• _Supplied data_
* * *

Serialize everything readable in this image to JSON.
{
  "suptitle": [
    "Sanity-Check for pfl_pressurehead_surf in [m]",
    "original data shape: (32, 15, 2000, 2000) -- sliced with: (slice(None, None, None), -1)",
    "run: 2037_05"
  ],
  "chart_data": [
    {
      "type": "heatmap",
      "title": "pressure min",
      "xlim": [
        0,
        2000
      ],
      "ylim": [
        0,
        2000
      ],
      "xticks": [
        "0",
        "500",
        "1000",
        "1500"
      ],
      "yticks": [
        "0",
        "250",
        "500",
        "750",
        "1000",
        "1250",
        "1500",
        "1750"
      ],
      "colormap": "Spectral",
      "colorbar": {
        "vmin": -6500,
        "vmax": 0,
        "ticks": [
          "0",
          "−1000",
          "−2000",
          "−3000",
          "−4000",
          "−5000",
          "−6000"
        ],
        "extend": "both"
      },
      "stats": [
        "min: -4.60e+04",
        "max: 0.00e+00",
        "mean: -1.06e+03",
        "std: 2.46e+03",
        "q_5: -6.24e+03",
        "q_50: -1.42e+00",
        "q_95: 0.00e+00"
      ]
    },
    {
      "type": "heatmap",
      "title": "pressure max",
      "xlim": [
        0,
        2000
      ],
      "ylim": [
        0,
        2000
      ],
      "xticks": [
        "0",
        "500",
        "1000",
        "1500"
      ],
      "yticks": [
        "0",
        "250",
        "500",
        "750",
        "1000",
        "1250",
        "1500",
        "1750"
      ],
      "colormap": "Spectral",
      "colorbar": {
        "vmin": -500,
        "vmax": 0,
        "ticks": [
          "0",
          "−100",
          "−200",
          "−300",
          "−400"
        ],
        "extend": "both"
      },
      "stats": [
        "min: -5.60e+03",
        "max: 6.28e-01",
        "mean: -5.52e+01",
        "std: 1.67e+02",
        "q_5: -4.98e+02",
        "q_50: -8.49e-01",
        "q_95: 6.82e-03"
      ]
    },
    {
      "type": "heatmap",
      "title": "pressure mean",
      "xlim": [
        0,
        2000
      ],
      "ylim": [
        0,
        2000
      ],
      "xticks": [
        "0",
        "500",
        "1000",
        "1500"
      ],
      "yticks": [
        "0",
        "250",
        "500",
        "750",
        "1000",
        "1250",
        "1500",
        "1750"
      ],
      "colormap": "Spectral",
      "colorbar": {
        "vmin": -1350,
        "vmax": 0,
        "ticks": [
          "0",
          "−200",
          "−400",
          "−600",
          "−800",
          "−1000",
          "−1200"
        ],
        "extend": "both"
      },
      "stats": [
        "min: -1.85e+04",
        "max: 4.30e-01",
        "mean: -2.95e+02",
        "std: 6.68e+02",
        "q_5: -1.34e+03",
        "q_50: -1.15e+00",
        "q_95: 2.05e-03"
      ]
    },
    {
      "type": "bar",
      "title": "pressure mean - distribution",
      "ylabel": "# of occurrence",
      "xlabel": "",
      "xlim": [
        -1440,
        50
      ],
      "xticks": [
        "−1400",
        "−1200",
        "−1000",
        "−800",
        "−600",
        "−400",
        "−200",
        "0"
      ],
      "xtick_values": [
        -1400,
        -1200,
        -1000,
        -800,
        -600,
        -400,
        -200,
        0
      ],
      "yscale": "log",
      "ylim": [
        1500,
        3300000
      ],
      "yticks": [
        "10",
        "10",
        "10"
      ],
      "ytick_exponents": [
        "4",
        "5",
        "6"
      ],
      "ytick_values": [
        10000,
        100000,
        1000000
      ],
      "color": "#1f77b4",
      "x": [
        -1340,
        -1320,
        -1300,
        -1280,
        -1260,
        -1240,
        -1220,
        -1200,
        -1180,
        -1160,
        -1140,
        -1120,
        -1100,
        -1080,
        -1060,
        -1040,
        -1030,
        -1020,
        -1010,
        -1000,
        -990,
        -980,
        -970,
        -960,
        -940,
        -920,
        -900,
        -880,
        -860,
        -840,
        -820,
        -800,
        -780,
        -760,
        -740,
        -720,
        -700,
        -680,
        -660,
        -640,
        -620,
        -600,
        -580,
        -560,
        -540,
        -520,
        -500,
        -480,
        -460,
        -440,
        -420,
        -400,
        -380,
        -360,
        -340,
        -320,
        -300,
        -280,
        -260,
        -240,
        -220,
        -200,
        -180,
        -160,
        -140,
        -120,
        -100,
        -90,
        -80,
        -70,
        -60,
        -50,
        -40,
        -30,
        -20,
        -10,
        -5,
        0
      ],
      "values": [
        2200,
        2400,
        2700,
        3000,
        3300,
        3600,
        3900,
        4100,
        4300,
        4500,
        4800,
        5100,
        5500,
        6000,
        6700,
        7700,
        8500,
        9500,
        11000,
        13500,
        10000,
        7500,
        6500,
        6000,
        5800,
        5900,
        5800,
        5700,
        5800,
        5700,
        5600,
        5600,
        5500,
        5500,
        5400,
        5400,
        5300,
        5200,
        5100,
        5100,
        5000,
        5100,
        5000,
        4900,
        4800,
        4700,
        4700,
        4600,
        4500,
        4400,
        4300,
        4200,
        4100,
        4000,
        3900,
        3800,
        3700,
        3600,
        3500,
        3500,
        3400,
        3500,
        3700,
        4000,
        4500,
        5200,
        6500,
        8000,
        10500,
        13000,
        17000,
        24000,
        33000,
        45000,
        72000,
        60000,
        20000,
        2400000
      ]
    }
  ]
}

* * *

• _To do_
Return the material in full, exactly as shown.

• _Task solution_
Serialize everything readable in this image to JSON.
{
  "suptitle": [
    "Sanity-Check for pfl_pressurehead_surf in [m]",
    "original data shape: (32, 15, 2000, 2000) -- sliced with: (slice(None, None, None), -1)",
    "run: 2037_05"
  ],
  "chart_data": [
    {
      "type": "heatmap",
      "title": "pressure min",
      "xlim": [
        0,
        2000
      ],
      "ylim": [
        0,
        2000
      ],
      "xticks": [
        "0",
        "500",
        "1000",
        "1500"
      ],
      "yticks": [
        "0",
        "250",
        "500",
        "750",
        "1000",
        "1250",
        "1500",
        "1750"
      ],
      "colormap": "Spectral",
      "colorbar": {
        "vmin": -6500,
        "vmax": 0,
        "ticks": [
          "0",
          "−1000",
          "−2000",
          "−3000",
          "−4000",
          "−5000",
          "−6000"
        ],
        "extend": "both"
      },
      "stats": [
        "min: -4.60e+04",
        "max: 0.00e+00",
        "mean: -1.06e+03",
        "std: 2.46e+03",
        "q_5: -6.24e+03",
        "q_50: -1.42e+00",
        "q_95: 0.00e+00"
      ]
    },
    {
      "type": "heatmap",
      "title": "pressure max",
      "xlim": [
        0,
        2000
      ],
      "ylim": [
        0,
        2000
      ],
      "xticks": [
        "0",
        "500",
        "1000",
        "1500"
      ],
      "yticks": [
        "0",
        "250",
        "500",
        "750",
        "1000",
        "1250",
        "1500",
        "1750"
      ],
      "colormap": "Spectral",
      "colorbar": {
        "vmin": -500,
        "vmax": 0,
        "ticks": [
          "0",
          "−100",
          "−200",
          "−300",
          "−400"
        ],
        "extend": "both"
      },
      "stats": [
        "min: -5.60e+03",
        "max: 6.28e-01",
        "mean: -5.52e+01",
        "std: 1.67e+02",
        "q_5: -4.98e+02",
        "q_50: -8.49e-01",
        "q_95: 6.82e-03"
      ]
    },
    {
      "type": "heatmap",
      "title": "pressure mean",
      "xlim": [
        0,
        2000
      ],
      "ylim": [
        0,
        2000
      ],
      "xticks": [
        "0",
        "500",
        "1000",
        "1500"
      ],
      "yticks": [
        "0",
        "250",
        "500",
        "750",
        "1000",
        "1250",
        "1500",
        "1750"
      ],
      "colormap": "Spectral",
      "colorbar": {
        "vmin": -1350,
        "vmax": 0,
        "ticks": [
          "0",
          "−200",
          "−400",
          "−600",
          "−800",
          "−1000",
          "−1200"
        ],
        "extend": "both"
      },
      "stats": [
        "min: -1.85e+04",
        "max: 4.30e-01",
        "mean: -2.95e+02",
        "std: 6.68e+02",
        "q_5: -1.34e+03",
        "q_50: -1.15e+00",
        "q_95: 2.05e-03"
      ]
    },
    {
      "type": "bar",
      "title": "pressure mean - distribution",
      "ylabel": "# of occurrence",
      "xlabel": "",
      "xlim": [
        -1440,
        50
      ],
      "xticks": [
        "−1400",
        "−1200",
        "−1000",
        "−800",
        "−600",
        "−400",
        "−200",
        "0"
      ],
      "xtick_values": [
        -1400,
        -1200,
        -1000,
        -800,
        -600,
        -400,
        -200,
        0
      ],
      "yscale": "log",
      "ylim": [
        1500,
        3300000
      ],
      "yticks": [
        "10",
        "10",
        "10"
      ],
      "ytick_exponents": [
        "4",
        "5",
        "6"
      ],
      "ytick_values": [
        10000,
        100000,
        1000000
      ],
      "color": "#1f77b4",
      "x": [
        -1340,
        -1320,
        -1300,
        -1280,
        -1260,
        -1240,
        -1220,
        -1200,
        -1180,
        -1160,
        -1140,
        -1120,
        -1100,
        -1080,
        -1060,
        -1040,
        -1030,
        -1020,
        -1010,
        -1000,
        -990,
        -980,
        -970,
        -960,
        -940,
        -920,
        -900,
        -880,
        -860,
        -840,
        -820,
        -800,
        -780,
        -760,
        -740,
        -720,
        -700,
        -680,
        -660,
        -640,
        -620,
        -600,
        -580,
        -560,
        -540,
        -520,
        -500,
        -480,
        -460,
        -440,
        -420,
        -400,
        -380,
        -360,
        -340,
        -320,
        -300,
        -280,
        -260,
        -240,
        -220,
        -200,
        -180,
        -160,
        -140,
        -120,
        -100,
        -90,
        -80,
        -70,
        -60,
        -50,
        -40,
        -30,
        -20,
        -10,
        -5,
        0
      ],
      "values": [
        2200,
        2400,
        2700,
        3000,
        3300,
        3600,
        3900,
        4100,
        4300,
        4500,
        4800,
        5100,
        5500,
        6000,
        6700,
        7700,
        8500,
        9500,
        11000,
        13500,
        10000,
        7500,
        6500,
        6000,
        5800,
        5900,
        5800,
        5700,
        5800,
        5700,
        5600,
        5600,
        5500,
        5500,
        5400,
        5400,
        5300,
        5200,
        5100,
        5100,
        5000,
        5100,
        5000,
        4900,
        4800,
        4700,
        4700,
        4600,
        4500,
        4400,
        4300,
        4200,
        4100,
        4000,
        3900,
        3800,
        3700,
        3600,
        3500,
        3500,
        3400,
        3500,
        3700,
        4000,
        4500,
        5200,
        6500,
        8000,
        10500,
        13000,
        17000,
        24000,
        33000,
        45000,
        72000,
        60000,
        20000,
        2400000
      ]
    }
  ]
}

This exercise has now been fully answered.